[Collected data]
----

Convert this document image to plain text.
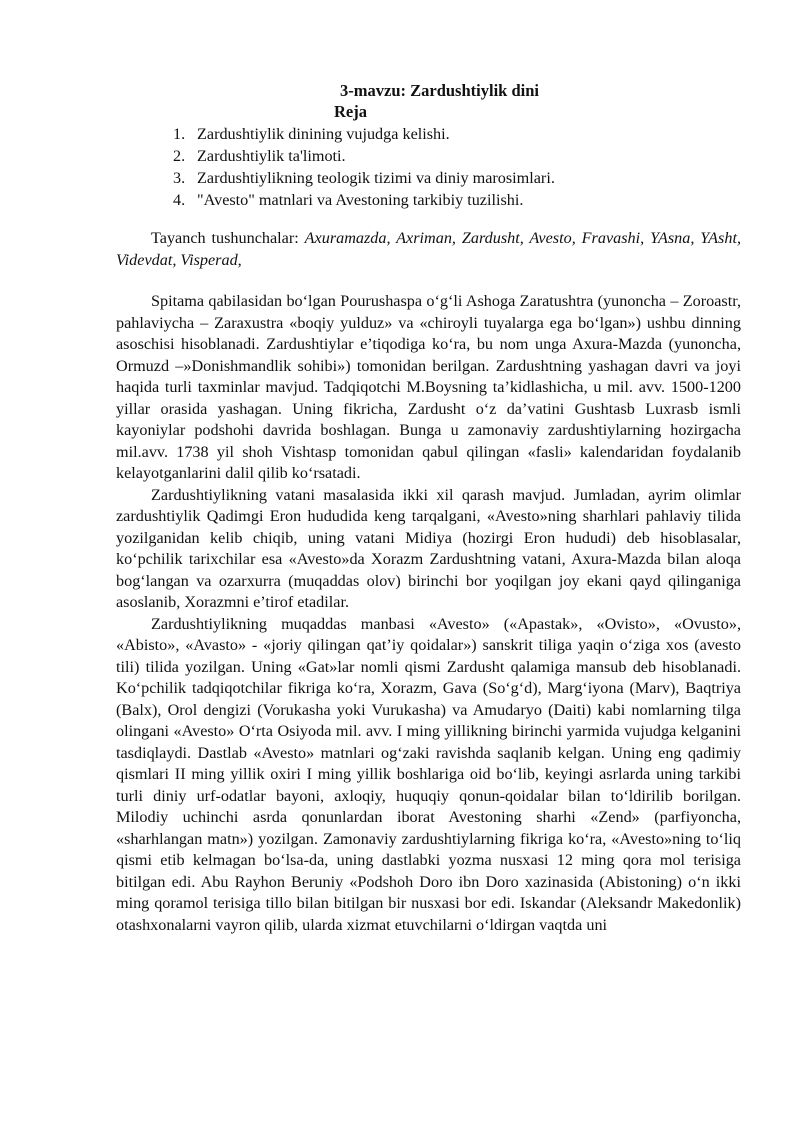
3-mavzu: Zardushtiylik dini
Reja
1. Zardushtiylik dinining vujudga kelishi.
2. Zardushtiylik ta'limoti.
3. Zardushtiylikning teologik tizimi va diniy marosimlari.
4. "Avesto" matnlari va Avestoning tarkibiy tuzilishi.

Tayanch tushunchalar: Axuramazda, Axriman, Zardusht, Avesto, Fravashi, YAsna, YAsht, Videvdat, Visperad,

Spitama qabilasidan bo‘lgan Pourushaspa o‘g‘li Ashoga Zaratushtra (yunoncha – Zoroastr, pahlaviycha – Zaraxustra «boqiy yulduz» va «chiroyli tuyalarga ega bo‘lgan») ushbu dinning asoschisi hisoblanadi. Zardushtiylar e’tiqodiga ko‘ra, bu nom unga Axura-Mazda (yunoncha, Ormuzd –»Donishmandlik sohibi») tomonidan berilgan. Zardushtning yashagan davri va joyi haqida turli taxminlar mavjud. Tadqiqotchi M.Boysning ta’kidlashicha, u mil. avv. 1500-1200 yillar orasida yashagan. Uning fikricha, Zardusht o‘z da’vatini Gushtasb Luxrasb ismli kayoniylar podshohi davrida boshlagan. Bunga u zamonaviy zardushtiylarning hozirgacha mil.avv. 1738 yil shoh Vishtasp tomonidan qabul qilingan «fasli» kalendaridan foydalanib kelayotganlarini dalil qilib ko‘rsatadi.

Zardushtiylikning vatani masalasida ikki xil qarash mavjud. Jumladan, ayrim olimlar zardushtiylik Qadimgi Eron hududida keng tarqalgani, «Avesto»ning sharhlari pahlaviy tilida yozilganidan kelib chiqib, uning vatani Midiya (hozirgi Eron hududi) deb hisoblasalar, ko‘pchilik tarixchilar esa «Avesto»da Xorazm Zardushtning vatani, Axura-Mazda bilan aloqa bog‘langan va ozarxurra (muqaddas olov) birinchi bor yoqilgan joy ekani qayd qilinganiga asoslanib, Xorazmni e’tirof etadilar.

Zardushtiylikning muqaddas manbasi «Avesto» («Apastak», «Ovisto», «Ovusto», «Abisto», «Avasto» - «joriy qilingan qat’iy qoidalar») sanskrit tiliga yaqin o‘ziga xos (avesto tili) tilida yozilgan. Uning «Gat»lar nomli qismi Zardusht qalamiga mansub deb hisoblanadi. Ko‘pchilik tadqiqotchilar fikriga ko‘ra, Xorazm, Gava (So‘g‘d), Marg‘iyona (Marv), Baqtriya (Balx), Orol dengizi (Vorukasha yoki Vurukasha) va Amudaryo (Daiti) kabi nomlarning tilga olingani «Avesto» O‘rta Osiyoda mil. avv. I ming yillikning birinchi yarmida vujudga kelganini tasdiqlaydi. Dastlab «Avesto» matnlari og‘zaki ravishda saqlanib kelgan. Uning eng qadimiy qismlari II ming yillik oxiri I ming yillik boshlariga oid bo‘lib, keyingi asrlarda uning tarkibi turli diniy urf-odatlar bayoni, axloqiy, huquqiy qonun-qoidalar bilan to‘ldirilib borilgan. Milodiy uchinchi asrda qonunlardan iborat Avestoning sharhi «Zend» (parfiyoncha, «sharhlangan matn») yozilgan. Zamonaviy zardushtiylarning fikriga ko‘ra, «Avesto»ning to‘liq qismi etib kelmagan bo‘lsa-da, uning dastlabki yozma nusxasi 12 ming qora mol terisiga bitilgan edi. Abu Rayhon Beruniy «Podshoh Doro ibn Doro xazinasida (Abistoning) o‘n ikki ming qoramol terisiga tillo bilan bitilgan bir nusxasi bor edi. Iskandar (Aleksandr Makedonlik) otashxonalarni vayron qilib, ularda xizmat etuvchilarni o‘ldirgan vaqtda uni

----

§ EXERCISE: Copy out all the data exactly; skip the pictures.

§ ANSWER IN FULL:
Convert this document image to plain text.
3-mavzu: Zardushtiylik dini
Reja
1. Zardushtiylik dinining vujudga kelishi.
2. Zardushtiylik ta'limoti.
3. Zardushtiylikning teologik tizimi va diniy marosimlari.
4. "Avesto" matnlari va Avestoning tarkibiy tuzilishi.

Tayanch tushunchalar: Axuramazda, Axriman, Zardusht, Avesto, Fravashi, YAsna, YAsht, Videvdat, Visperad,

Spitama qabilasidan bo‘lgan Pourushaspa o‘g‘li Ashoga Zaratushtra (yunoncha – Zoroastr, pahlaviycha – Zaraxustra «boqiy yulduz» va «chiroyli tuyalarga ega bo‘lgan») ushbu dinning asoschisi hisoblanadi. Zardushtiylar e’tiqodiga ko‘ra, bu nom unga Axura-Mazda (yunoncha, Ormuzd –»Donishmandlik sohibi») tomonidan berilgan. Zardushtning yashagan davri va joyi haqida turli taxminlar mavjud. Tadqiqotchi M.Boysning ta’kidlashicha, u mil. avv. 1500-1200 yillar orasida yashagan. Uning fikricha, Zardusht o‘z da’vatini Gushtasb Luxrasb ismli kayoniylar podshohi davrida boshlagan. Bunga u zamonaviy zardushtiylarning hozirgacha mil.avv. 1738 yil shoh Vishtasp tomonidan qabul qilingan «fasli» kalendaridan foydalanib kelayotganlarini dalil qilib ko‘rsatadi.

Zardushtiylikning vatani masalasida ikki xil qarash mavjud. Jumladan, ayrim olimlar zardushtiylik Qadimgi Eron hududida keng tarqalgani, «Avesto»ning sharhlari pahlaviy tilida yozilganidan kelib chiqib, uning vatani Midiya (hozirgi Eron hududi) deb hisoblasalar, ko‘pchilik tarixchilar esa «Avesto»da Xorazm Zardushtning vatani, Axura-Mazda bilan aloqa bog‘langan va ozarxurra (muqaddas olov) birinchi bor yoqilgan joy ekani qayd qilinganiga asoslanib, Xorazmni e’tirof etadilar.

Zardushtiylikning muqaddas manbasi «Avesto» («Apastak», «Ovisto», «Ovusto», «Abisto», «Avasto» - «joriy qilingan qat’iy qoidalar») sanskrit tiliga yaqin o‘ziga xos (avesto tili) tilida yozilgan. Uning «Gat»lar nomli qismi Zardusht qalamiga mansub deb hisoblanadi. Ko‘pchilik tadqiqotchilar fikriga ko‘ra, Xorazm, Gava (So‘g‘d), Marg‘iyona (Marv), Baqtriya (Balx), Orol dengizi (Vorukasha yoki Vurukasha) va Amudaryo (Daiti) kabi nomlarning tilga olingani «Avesto» O‘rta Osiyoda mil. avv. I ming yillikning birinchi yarmida vujudga kelganini tasdiqlaydi. Dastlab «Avesto» matnlari og‘zaki ravishda saqlanib kelgan. Uning eng qadimiy qismlari II ming yillik oxiri I ming yillik boshlariga oid bo‘lib, keyingi asrlarda uning tarkibi turli diniy urf-odatlar bayoni, axloqiy, huquqiy qonun-qoidalar bilan to‘ldirilib borilgan. Milodiy uchinchi asrda qonunlardan iborat Avestoning sharhi «Zend» (parfiyoncha, «sharhlangan matn») yozilgan. Zamonaviy zardushtiylarning fikriga ko‘ra, «Avesto»ning to‘liq qismi etib kelmagan bo‘lsa-da, uning dastlabki yozma nusxasi 12 ming qora mol terisiga bitilgan edi. Abu Rayhon Beruniy «Podshoh Doro ibn Doro xazinasida (Abistoning) o‘n ikki ming qoramol terisiga tillo bilan bitilgan bir nusxasi bor edi. Iskandar (Aleksandr Makedonlik) otashxonalarni vayron qilib, ularda xizmat etuvchilarni o‘ldirgan vaqtda uni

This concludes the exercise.